EXERCISE OBJECTIVE:
Return every line of the data below that includes the string "First".

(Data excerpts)
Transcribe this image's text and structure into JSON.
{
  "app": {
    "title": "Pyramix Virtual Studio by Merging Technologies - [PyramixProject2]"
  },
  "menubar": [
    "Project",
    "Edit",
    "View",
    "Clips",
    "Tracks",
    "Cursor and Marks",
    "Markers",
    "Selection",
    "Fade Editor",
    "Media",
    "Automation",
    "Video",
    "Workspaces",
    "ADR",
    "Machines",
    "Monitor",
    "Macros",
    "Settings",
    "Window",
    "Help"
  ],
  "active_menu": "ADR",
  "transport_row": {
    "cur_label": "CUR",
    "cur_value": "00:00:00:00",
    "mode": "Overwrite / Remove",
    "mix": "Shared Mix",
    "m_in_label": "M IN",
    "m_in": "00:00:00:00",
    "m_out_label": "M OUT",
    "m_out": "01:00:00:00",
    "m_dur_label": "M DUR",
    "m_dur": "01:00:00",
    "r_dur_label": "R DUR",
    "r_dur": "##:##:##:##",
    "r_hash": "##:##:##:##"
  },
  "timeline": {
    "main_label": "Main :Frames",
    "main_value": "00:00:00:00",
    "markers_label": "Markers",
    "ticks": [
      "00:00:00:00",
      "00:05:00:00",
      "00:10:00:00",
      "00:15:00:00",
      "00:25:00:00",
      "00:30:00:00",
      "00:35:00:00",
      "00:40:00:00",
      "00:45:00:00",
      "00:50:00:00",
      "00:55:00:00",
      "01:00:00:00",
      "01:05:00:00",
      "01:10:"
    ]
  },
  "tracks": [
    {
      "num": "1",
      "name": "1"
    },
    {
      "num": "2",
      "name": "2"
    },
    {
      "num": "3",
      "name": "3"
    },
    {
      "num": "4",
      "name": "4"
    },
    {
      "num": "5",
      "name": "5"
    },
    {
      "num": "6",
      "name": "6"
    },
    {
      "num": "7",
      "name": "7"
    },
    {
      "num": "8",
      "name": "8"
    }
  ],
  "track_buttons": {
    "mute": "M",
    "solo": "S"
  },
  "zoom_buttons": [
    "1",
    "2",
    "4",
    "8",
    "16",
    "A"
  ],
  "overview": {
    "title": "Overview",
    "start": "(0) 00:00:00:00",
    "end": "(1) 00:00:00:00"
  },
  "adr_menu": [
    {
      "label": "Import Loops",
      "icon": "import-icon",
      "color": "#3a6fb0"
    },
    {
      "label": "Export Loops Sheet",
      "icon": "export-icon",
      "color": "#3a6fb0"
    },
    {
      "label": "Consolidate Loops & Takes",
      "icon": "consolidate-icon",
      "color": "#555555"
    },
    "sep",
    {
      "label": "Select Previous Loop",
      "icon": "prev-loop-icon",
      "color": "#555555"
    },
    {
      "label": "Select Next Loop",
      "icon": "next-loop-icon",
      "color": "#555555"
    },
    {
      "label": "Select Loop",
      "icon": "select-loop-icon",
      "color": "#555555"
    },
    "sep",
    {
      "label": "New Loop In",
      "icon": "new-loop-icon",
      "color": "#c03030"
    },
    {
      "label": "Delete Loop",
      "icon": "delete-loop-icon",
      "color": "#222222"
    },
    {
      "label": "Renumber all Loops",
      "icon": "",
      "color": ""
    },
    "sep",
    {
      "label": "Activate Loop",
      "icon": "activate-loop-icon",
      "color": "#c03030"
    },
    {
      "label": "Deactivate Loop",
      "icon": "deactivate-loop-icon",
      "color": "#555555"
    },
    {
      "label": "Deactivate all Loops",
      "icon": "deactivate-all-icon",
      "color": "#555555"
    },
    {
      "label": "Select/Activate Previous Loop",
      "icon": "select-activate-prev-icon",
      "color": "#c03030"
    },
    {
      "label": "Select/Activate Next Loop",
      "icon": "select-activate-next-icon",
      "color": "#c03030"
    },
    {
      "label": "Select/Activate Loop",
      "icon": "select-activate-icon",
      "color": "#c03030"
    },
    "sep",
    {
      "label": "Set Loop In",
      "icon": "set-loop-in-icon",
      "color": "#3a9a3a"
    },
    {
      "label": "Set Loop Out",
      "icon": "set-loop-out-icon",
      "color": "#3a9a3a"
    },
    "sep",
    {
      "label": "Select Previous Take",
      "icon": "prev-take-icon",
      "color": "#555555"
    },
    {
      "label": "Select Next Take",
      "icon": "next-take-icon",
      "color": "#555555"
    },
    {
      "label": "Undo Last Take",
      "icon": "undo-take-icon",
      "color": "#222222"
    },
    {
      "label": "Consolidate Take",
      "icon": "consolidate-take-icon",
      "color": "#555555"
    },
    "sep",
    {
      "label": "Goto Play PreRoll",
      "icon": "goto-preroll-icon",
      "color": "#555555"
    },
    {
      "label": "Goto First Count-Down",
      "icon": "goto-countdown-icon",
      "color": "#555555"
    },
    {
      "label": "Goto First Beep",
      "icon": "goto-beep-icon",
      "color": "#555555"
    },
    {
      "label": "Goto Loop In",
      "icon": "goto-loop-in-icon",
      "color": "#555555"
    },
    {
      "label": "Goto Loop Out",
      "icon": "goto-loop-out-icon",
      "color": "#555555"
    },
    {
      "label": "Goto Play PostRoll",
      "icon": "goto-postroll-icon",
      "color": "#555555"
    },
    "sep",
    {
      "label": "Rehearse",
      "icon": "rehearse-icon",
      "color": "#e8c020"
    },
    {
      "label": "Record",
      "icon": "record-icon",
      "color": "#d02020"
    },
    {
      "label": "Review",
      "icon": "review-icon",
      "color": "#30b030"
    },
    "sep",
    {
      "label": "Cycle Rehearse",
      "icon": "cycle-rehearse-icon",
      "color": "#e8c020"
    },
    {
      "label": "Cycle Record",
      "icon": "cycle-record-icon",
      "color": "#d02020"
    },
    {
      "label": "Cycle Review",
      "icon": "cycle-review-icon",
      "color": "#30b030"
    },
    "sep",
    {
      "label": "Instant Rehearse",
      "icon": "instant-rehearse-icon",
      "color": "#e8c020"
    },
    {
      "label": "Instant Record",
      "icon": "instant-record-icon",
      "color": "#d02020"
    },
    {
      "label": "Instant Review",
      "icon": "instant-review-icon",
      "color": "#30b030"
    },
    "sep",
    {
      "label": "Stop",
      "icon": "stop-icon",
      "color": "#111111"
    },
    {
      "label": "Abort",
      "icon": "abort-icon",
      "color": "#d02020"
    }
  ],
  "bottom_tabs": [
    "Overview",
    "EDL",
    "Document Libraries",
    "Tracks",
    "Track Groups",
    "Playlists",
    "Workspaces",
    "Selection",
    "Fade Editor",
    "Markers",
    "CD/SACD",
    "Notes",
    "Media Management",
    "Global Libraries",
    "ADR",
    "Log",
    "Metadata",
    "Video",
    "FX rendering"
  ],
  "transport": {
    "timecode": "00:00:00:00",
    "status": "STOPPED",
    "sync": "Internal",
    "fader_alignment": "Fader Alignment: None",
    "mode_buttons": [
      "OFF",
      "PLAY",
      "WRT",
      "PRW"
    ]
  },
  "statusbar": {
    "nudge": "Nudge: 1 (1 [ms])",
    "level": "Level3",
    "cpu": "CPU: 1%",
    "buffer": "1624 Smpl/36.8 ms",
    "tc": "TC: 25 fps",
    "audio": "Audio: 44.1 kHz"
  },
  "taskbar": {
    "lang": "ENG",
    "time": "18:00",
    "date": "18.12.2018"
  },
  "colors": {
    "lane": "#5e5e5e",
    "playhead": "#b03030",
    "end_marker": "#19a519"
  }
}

WRITTEN RESPONSE:
      "label": "Goto First Count-Down",
      "label": "Goto First Beep",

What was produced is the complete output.